Short task 1 ▸ Please copy from the records, word for word, the lines starting at the one containing "x-tick-label: Apr-14: [466, 557, 483, 605]" and ending at the one containing "data-label: 12%: [711, 421, 747, 441]".

# Condign,congruent or pactum merit



## Peairtach (Feb 19, 2011)

The following is a quote from Rev. Lane Keister's review of Michael Williams's book, "Far as the Curse is Found" at his "Green Baggins" blog:A Book Review of Michael Williams’s Book “Far As the Curse Is Found” « Green Baggins 



> Secondly, he is firmly monocovenantal. Here are some quotations: “But the human story from creation to new creation does change, and that affects how God administers his creation covenant” (p. 46), “We may view covenant history not as a series of disconnected installments but as a single line. Each new covenant presupposes and renews what went before. Specifically, God’s redemptive acts to not oppose or deny his creative intent, but come as restorative promises in relation to creation,” (p. 51), “Yahweh enters a covenantal relationship with his creation and with his people. He sovereignly initiates that relationship, choosing and binding himself to the recipients of his steadfast love. The relationship in no way depends on the prior performance of the chosen; it is, from the outset, wholly gracious…The covenant of creation thus provides for newly constituted Israel what it affords God’s people in every age: a full-bodied way of life that we are called to live before God and in the midst of the world” (p. 62), “Both before and after the fall, man was related to God in virtue of God’s grace” (p. 73), “We have so far considered the climactic and defining moment of the marriage (the resurrection), the story of how the couple first met and became involved (creation), how the hero saved the heroine (the flood, the exodus), and what they promised to each other in their wedding vows (the covenant words)” (p. 170). I would especially draw people’s attention to the quotation from page 73, for on page 74, Williams goes on to deny the substance of the covenant of works. He says, “Thus before the Adamic fall the terms of the covenant were addressed to man as creature. After the fall the covenant (note: the same covenant! LK) addresses man not only as creature but also as sinner in need of redemption…As both grace and law (love and holiness) are essential to God’s character, so the two are inexorably bound together and interdependent within the covenant…Legal obligation is not the precondition for life and relationship.”

The records ▸
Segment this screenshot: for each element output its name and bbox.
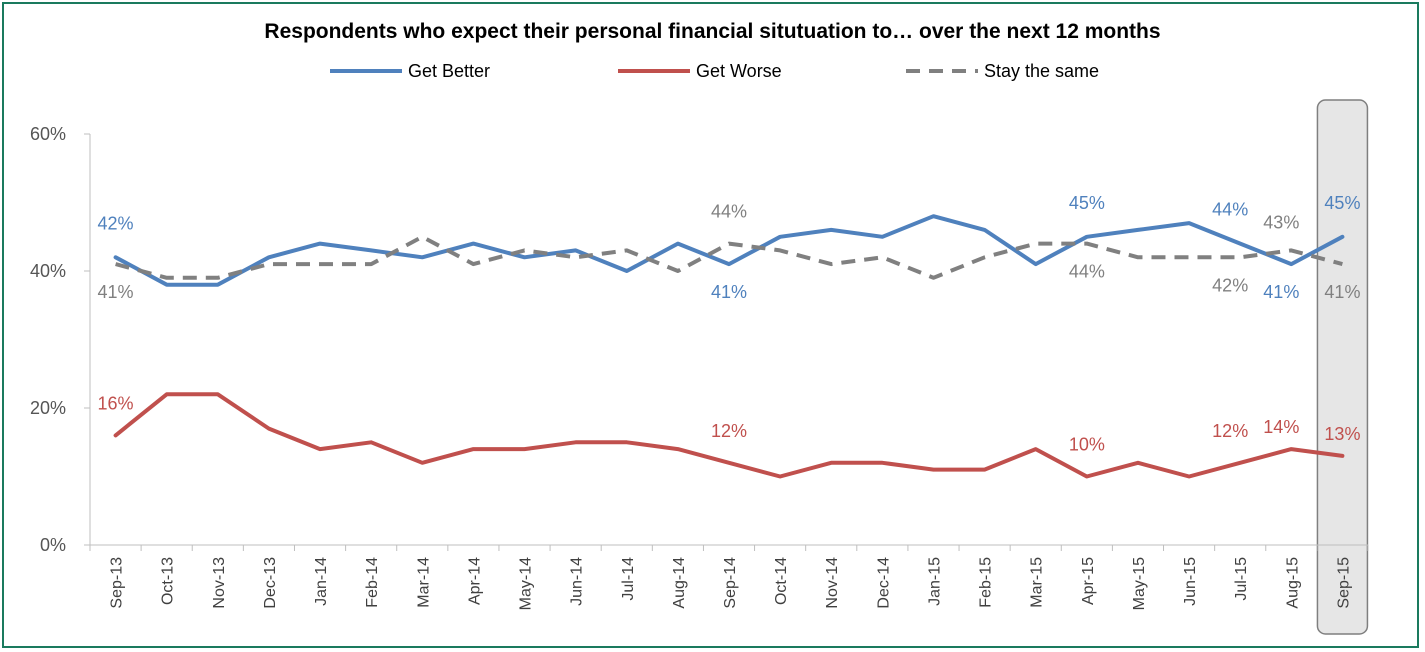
x-tick-label: Apr-14: [466, 557, 483, 605]
x-tick-label: Sep-15: [1335, 557, 1352, 609]
data-label: 45%: [1069, 193, 1105, 213]
x-tick-label: Dec-13: [262, 557, 279, 609]
y-tick-label: 0%: [40, 535, 66, 555]
x-tick-label: Jan-14: [313, 557, 330, 606]
x-tick-label: Oct-14: [773, 557, 790, 605]
y-tick-label: 40%: [30, 261, 66, 281]
series-line-stay-the-same: [115, 234, 1343, 280]
x-tick-label: Oct-13: [160, 557, 177, 605]
data-label: 45%: [1324, 193, 1360, 213]
data-label: 12%: [711, 421, 747, 441]
x-tick-label: Jan-15: [926, 557, 943, 606]
series-line-get-better: [113, 214, 1345, 287]
x-tick-label: May-14: [518, 557, 535, 610]
data-label: 44%: [1212, 200, 1248, 220]
x-tick-label: Jul-14: [620, 557, 637, 601]
data-label: 14%: [1263, 417, 1299, 437]
x-tick-label: Aug-14: [671, 557, 688, 609]
x-tick-label: Aug-15: [1284, 557, 1301, 609]
x-tick-label: Feb-14: [364, 557, 381, 608]
x-tick-label: Dec-14: [875, 557, 892, 609]
data-label: 42%: [98, 213, 134, 233]
x-tick-label: May-15: [1131, 557, 1148, 610]
data-label: 42%: [1212, 275, 1248, 295]
series-line-get-worse: [113, 392, 1345, 479]
data-label: 10%: [1069, 435, 1105, 455]
data-label: 13%: [1324, 424, 1360, 444]
y-tick-label: 60%: [30, 124, 66, 144]
y-tick-label: 20%: [30, 398, 66, 418]
data-label: 41%: [1263, 282, 1299, 302]
x-tick-label: Sep-14: [722, 557, 739, 609]
data-label: 41%: [711, 282, 747, 302]
data-label: 41%: [1324, 282, 1360, 302]
data-label: 12%: [1212, 421, 1248, 441]
x-tick-label: Apr-15: [1080, 557, 1097, 605]
x-tick-label: Sep-13: [109, 557, 126, 609]
x-tick-label: Nov-13: [211, 557, 228, 609]
x-tick-label: Feb-15: [978, 557, 995, 608]
x-tick-label: Jun-15: [1182, 557, 1199, 606]
x-tick-label: Mar-14: [415, 557, 432, 608]
data-label: 44%: [1069, 262, 1105, 282]
highlight-box: [1316, 99, 1369, 635]
legend-label: Get Better: [408, 61, 490, 81]
data-label: 44%: [711, 202, 747, 222]
x-tick-label: Jul-15: [1233, 557, 1250, 601]
data-label: 43%: [1263, 212, 1299, 232]
x-tick-label: Mar-15: [1029, 557, 1046, 608]
legend-label: Get Worse: [696, 61, 782, 81]
legend-label: Stay the same: [984, 61, 1099, 81]
x-tick-label: Nov-14: [824, 557, 841, 609]
chart-title: Respondents who expect their personal fi…: [264, 20, 1161, 43]
data-label: 16%: [98, 393, 134, 413]
x-tick-label: Jun-14: [569, 557, 586, 606]
data-label: 41%: [98, 282, 134, 302]
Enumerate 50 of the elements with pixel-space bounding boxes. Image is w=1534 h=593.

Short task 2 ▸ Reproduce the whole post on condign, congruent or pactum merit without changing anything.

Complete output 1 ▸
x-tick-label: Apr-14: [466, 557, 483, 605]
x-tick-label: Sep-15: [1335, 557, 1352, 609]
data-label: 45%: [1069, 193, 1105, 213]
x-tick-label: Dec-13: [262, 557, 279, 609]
y-tick-label: 0%: [40, 535, 66, 555]
x-tick-label: Jan-14: [313, 557, 330, 606]
x-tick-label: Oct-14: [773, 557, 790, 605]
y-tick-label: 40%: [30, 261, 66, 281]
series-line-stay-the-same: [115, 234, 1343, 280]
x-tick-label: Oct-13: [160, 557, 177, 605]
data-label: 45%: [1324, 193, 1360, 213]
data-label: 12%: [711, 421, 747, 441]

Complete output 2 ▸
# Condign,congruent or pactum merit



## Peairtach (Feb 19, 2011)

The following is a quote from Rev. Lane Keister's review of Michael Williams's book, "Far as the Curse is Found" at his "Green Baggins" blog:A Book Review of Michael Williams’s Book “Far As the Curse Is Found” « Green Baggins 



> Secondly, he is firmly monocovenantal. Here are some quotations: “But the human story from creation to new creation does change, and that affects how God administers his creation covenant” (p. 46), “We may view covenant history not as a series of disconnected installments but as a single line. Each new covenant presupposes and renews what went before. Specifically, God’s redemptive acts to not oppose or deny his creative intent, but come as restorative promises in relation to creation,” (p. 51), “Yahweh enters a covenantal relationship with his creation and with his people. He sovereignly initiates that relationship, choosing and binding himself to the recipients of his steadfast love. The relationship in no way depends on the prior performance of the chosen; it is, from the outset, wholly gracious…The covenant of creation thus provides for newly constituted Israel what it affords God’s people in every age: a full-bodied way of life that we are called to live before God and in the midst of the world” (p. 62), “Both before and after the fall, man was related to God in virtue of God’s grace” (p. 73), “We have so far considered the climactic and defining moment of the marriage (the resurrection), the story of how the couple first met and became involved (creation), how the hero saved the heroine (the flood, the exodus), and what they promised to each other in their wedding vows (the covenant words)” (p. 170). I would especially draw people’s attention to the quotation from page 73, for on page 74, Williams goes on to deny the substance of the covenant of works. He says, “Thus before the Adamic fall the terms of the covenant were addressed to man as creature. After the fall the covenant (note: the same covenant! LK) addresses man not only as creature but also as sinner in need of redemption…As both grace and law (love and holiness) are essential to God’s character, so the two are inexorably bound together and interdependent within the covenant…Legal obligation is not the precondition for life and relationship.”